## INSTRUCTIONS FOR THE TASK
State only the number of lines that contain the string "numbers".
======== RECORDS FOR THIS TASK
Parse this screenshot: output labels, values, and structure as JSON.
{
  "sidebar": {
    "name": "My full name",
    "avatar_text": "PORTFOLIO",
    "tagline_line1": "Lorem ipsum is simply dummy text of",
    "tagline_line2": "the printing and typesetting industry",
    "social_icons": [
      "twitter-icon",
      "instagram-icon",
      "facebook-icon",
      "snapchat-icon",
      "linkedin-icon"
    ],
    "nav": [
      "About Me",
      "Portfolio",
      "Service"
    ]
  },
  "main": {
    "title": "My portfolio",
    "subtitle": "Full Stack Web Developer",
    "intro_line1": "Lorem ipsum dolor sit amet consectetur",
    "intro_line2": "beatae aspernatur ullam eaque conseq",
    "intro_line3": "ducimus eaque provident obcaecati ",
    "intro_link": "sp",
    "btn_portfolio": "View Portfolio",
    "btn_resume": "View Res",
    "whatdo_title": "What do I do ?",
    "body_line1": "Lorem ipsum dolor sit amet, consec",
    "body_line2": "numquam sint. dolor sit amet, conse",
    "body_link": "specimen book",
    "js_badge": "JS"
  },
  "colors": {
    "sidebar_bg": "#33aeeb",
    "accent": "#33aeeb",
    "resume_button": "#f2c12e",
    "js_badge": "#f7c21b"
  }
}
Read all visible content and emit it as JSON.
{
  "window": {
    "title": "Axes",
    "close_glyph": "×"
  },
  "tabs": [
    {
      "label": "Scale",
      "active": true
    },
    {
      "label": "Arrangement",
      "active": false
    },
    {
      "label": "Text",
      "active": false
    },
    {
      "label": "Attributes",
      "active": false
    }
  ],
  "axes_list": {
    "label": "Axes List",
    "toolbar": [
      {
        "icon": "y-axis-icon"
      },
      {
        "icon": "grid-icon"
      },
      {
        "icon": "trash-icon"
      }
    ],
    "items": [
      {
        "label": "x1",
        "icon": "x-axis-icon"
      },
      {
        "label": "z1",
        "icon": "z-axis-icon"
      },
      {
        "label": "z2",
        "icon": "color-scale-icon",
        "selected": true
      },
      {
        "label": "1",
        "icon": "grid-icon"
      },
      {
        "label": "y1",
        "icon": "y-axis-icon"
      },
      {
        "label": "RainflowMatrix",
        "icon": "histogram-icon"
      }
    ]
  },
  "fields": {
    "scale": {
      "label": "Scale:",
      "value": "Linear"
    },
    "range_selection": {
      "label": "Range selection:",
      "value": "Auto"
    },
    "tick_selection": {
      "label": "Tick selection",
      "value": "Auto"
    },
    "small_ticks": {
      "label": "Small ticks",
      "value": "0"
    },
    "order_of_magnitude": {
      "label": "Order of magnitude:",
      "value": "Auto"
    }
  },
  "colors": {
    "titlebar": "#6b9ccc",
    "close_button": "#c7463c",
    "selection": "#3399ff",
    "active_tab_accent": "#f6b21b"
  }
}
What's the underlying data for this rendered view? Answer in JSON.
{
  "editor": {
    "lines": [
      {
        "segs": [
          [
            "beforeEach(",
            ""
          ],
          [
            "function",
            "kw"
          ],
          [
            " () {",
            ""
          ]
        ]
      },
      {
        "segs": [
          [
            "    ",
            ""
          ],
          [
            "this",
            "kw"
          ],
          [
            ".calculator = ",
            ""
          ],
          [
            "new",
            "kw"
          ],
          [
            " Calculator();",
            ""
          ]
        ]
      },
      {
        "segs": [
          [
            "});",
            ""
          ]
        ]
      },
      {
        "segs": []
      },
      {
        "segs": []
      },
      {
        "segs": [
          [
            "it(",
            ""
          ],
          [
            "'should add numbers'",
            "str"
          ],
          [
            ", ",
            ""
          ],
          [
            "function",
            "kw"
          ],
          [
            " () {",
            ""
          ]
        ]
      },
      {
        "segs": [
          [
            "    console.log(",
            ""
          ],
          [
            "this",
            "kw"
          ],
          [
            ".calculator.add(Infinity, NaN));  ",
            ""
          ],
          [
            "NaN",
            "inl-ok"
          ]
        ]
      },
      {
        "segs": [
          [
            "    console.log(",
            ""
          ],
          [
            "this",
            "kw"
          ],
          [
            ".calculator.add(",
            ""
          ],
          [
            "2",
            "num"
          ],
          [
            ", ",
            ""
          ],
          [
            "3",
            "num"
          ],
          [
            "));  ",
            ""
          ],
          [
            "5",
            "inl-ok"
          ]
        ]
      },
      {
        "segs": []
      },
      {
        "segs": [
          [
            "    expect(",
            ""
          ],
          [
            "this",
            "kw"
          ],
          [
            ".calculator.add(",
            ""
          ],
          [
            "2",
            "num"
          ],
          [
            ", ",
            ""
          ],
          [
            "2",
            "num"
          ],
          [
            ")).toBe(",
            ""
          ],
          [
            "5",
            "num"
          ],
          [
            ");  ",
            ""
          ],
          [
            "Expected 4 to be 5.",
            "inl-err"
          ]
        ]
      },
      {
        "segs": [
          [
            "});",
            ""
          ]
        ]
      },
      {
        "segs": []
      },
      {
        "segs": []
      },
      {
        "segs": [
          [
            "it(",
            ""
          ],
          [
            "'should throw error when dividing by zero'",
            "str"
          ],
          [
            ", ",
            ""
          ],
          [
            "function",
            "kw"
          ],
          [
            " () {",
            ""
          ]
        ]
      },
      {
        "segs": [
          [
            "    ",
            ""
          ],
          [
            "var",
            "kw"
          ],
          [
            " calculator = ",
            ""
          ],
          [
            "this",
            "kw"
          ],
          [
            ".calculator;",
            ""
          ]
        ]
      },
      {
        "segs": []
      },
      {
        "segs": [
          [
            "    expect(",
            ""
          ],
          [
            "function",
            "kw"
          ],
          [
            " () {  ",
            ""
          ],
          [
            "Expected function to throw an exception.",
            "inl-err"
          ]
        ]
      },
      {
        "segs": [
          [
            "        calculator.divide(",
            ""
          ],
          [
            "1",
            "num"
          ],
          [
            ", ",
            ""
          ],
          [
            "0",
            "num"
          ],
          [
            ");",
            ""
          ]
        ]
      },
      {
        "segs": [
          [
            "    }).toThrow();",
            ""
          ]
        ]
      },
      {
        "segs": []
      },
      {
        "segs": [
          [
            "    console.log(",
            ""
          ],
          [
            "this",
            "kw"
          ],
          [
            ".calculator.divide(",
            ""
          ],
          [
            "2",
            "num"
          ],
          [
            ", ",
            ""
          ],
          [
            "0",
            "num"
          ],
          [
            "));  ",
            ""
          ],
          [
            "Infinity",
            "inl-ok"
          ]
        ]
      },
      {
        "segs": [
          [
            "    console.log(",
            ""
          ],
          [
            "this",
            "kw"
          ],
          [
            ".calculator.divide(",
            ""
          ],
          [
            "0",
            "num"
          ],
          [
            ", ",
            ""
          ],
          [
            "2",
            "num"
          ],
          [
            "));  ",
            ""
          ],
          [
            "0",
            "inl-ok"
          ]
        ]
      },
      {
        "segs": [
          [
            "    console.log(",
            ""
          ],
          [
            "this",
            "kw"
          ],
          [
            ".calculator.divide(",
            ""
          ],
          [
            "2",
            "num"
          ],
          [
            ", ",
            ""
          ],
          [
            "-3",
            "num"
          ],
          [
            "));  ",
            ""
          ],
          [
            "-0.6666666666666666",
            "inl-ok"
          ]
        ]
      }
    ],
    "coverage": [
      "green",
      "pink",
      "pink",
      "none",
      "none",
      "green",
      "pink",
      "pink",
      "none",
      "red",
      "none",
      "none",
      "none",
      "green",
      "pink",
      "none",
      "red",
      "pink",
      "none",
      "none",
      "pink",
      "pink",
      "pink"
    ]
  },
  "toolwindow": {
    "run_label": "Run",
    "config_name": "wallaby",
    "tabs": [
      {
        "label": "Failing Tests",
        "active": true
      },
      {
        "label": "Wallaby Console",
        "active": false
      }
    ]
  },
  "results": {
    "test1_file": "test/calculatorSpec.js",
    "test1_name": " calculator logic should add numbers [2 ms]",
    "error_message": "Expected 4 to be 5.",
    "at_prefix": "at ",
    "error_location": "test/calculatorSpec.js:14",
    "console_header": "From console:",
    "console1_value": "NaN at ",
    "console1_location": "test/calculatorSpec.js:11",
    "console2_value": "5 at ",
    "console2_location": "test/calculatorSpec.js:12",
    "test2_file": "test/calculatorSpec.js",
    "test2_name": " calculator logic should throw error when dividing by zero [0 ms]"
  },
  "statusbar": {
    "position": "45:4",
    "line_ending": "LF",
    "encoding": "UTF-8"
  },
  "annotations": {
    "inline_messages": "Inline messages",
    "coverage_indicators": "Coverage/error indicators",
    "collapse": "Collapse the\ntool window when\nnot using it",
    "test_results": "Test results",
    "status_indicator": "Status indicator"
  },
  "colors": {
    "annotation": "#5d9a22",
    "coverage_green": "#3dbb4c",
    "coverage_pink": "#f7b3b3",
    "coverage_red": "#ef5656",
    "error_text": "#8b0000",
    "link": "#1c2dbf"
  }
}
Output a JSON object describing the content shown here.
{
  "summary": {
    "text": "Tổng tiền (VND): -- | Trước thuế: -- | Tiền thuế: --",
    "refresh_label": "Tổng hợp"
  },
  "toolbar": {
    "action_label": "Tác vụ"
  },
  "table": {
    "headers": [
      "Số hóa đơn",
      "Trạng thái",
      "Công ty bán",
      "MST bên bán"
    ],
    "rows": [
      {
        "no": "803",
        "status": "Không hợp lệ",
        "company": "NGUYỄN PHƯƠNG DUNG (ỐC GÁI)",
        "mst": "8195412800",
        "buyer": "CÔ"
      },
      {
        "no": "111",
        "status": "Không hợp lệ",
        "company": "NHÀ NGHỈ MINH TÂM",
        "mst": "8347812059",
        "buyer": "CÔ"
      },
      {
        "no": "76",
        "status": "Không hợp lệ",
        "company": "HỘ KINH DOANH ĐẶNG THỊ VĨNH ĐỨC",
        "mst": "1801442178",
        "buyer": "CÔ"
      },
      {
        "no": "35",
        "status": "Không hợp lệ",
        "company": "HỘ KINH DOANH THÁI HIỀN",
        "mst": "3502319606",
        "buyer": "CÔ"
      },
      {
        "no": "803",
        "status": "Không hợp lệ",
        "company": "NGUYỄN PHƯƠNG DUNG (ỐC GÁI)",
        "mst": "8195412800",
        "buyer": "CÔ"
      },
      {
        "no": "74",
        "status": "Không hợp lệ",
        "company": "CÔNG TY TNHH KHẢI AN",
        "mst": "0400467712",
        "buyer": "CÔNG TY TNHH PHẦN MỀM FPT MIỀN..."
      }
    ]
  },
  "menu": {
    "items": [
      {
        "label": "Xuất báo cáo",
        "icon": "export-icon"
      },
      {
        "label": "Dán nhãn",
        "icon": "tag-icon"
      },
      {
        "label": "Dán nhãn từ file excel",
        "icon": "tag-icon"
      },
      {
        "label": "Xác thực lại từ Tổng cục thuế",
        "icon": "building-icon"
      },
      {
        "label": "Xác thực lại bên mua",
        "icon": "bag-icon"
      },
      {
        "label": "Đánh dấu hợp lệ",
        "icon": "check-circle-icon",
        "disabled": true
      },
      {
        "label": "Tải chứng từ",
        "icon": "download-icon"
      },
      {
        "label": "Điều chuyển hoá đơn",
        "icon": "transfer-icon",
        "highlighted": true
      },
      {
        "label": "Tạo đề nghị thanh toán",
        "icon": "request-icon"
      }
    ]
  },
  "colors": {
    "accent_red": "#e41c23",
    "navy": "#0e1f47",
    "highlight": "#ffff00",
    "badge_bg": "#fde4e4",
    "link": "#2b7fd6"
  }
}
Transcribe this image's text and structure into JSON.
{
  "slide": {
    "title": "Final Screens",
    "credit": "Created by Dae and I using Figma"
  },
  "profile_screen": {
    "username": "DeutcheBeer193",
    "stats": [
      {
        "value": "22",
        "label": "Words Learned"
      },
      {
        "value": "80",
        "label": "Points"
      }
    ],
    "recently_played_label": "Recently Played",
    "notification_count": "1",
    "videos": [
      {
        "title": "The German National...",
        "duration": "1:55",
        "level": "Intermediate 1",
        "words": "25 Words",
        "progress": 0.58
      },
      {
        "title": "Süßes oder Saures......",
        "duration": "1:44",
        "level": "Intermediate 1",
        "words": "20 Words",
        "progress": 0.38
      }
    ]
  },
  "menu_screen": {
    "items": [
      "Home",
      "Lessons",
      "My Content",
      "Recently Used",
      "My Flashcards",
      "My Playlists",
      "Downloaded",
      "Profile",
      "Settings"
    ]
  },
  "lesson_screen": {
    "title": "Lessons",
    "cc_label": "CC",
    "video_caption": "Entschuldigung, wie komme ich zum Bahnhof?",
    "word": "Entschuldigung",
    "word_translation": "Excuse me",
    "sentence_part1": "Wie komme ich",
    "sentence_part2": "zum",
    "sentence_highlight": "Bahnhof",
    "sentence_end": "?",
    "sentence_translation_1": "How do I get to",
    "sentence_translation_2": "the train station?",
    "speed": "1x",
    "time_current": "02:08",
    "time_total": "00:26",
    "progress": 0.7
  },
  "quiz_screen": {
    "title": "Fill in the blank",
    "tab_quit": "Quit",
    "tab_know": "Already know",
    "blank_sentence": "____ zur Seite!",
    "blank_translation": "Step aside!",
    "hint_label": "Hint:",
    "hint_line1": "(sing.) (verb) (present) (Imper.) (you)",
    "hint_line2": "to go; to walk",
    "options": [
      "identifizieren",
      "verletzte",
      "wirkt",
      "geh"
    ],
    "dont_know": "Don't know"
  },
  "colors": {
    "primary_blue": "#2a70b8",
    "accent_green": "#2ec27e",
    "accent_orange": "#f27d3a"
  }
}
================
## EXERCISE OUTPUT
2